[BEGIN Source extract]

Well, the interest rate will be low for now, and the idea is to reverse the QE later on (not sure exactly how that would work) and it would be deflationary if it reduces money supply. So a combination of writing off and reverse QE could ne roughly neutral.

However, the BoE is also using QE to buy gilts from the private sector. These gilts are government bonds, which would be sold by HMG anyway, but this way the yield goes to the BoE. But it means that the BoE can lend to all those banks that are still in trouble, at a lower rate.

We'd be paying the interest anyway, as taxpayers, on government debt and deficit. All QE does in that regard is to alter who is the owner of that debt and to push the private sector toward higher yield investments. Oh, and hold down the rates of interest on government bonds, which helps a bit too.

There are other effects of QE, of course, such as a tendency to inflate and the question of whether it simply masks problems that will come out in the future.

Mach - I forgot to mention, Libor was indeed coming under suspicion in 2008. That's when the regulators started to look in to it after allegations, some of which appeared in the US press. Not wanting to pre-empt the full investigations, it's clear that for Barlays at least the main instances of Libor fixing took place before 2008.

[END Source extract]

Stated problem:
Answer these from the comment on QE and Libor above:
(a) What does the BoE use QE to buy from the private sector?
(b) Under what condition would reversing QE be deflationary?
(c) In what year did regulators start to look into Libor?

[BEGIN Data supplied]

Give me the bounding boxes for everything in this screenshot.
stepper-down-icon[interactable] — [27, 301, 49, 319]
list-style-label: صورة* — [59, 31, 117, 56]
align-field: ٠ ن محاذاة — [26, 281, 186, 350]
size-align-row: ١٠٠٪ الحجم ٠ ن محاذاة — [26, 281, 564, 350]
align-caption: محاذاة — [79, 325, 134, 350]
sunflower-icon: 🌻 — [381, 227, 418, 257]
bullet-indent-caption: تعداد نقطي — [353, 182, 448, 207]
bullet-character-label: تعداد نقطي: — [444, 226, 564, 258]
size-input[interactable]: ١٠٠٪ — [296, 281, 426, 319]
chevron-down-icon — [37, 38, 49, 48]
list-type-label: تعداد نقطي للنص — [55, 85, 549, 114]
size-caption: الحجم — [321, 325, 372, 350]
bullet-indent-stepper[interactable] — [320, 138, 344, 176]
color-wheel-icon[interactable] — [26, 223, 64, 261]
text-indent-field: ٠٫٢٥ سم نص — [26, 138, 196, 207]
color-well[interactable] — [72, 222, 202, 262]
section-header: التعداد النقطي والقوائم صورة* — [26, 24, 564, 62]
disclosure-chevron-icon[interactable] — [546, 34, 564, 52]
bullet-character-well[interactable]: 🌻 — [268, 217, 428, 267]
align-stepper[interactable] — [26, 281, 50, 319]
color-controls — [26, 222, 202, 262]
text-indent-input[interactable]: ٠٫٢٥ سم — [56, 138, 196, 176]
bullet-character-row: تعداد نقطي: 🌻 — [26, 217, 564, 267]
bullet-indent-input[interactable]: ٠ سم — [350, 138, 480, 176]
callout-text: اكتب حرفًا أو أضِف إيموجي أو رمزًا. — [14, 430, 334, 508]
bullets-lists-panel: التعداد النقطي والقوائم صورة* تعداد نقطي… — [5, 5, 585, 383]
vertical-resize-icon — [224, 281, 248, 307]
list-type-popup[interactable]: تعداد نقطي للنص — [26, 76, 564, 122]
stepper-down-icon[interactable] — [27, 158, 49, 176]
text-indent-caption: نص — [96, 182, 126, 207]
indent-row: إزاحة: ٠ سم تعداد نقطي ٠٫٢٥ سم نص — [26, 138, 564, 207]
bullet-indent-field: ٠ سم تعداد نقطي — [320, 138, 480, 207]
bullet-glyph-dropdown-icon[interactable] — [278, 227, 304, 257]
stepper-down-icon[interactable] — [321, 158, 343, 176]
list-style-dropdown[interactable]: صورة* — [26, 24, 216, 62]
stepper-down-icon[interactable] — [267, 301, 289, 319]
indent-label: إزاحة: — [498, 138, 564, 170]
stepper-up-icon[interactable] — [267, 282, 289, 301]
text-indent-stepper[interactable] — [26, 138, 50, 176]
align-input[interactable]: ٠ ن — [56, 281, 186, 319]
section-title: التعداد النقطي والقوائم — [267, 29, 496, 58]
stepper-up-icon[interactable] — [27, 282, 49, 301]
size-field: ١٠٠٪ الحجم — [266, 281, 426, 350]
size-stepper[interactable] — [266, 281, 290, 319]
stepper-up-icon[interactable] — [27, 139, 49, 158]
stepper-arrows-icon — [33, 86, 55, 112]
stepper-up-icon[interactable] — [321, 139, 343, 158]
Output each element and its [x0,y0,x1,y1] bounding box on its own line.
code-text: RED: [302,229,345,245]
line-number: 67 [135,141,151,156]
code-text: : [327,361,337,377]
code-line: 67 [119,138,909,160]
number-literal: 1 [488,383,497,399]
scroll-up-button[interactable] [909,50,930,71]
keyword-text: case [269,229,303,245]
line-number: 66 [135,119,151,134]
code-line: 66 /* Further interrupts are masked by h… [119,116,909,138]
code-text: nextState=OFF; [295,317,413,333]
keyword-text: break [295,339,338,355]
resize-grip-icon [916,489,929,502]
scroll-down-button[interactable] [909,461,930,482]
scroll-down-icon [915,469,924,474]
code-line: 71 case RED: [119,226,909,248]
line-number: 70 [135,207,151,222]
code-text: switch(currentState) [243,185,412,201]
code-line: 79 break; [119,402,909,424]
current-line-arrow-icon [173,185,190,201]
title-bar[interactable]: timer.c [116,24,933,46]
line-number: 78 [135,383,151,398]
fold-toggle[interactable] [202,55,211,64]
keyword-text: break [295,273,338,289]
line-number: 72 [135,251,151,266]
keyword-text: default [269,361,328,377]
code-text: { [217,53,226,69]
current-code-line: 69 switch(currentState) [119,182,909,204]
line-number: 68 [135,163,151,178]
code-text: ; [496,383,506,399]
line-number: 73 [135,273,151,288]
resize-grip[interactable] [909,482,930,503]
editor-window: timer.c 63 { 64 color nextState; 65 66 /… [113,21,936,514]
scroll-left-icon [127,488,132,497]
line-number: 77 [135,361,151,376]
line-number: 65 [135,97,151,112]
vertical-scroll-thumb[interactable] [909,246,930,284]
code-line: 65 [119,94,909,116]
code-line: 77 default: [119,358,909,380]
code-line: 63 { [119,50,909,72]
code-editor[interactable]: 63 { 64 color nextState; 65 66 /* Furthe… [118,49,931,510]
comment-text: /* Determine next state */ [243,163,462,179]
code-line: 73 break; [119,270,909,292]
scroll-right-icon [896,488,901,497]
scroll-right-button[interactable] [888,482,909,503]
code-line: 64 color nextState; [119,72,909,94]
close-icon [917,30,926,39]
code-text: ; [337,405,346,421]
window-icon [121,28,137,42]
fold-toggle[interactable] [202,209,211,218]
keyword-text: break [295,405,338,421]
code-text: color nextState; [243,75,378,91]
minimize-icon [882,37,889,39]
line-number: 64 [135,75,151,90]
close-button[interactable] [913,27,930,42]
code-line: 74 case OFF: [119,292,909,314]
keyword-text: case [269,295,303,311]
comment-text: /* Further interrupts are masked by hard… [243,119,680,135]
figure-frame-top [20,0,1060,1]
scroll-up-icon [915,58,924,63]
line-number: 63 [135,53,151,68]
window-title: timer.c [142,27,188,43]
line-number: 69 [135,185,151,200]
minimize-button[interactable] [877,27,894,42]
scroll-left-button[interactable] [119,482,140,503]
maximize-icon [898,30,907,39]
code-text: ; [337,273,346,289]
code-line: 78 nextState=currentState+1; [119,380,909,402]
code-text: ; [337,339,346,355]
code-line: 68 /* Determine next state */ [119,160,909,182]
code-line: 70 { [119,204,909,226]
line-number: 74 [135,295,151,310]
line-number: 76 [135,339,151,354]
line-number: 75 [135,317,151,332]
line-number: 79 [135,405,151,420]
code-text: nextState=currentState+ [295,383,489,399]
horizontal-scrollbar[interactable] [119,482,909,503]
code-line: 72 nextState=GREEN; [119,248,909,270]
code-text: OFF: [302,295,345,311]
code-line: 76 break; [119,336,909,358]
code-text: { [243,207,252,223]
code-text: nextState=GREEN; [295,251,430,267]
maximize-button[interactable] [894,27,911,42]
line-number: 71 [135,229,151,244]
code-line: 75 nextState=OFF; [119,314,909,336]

[END Data supplied]

Correct result:
(a) Gilts, which are government bonds.
(b) If it reduces money supply.
(c) 2008.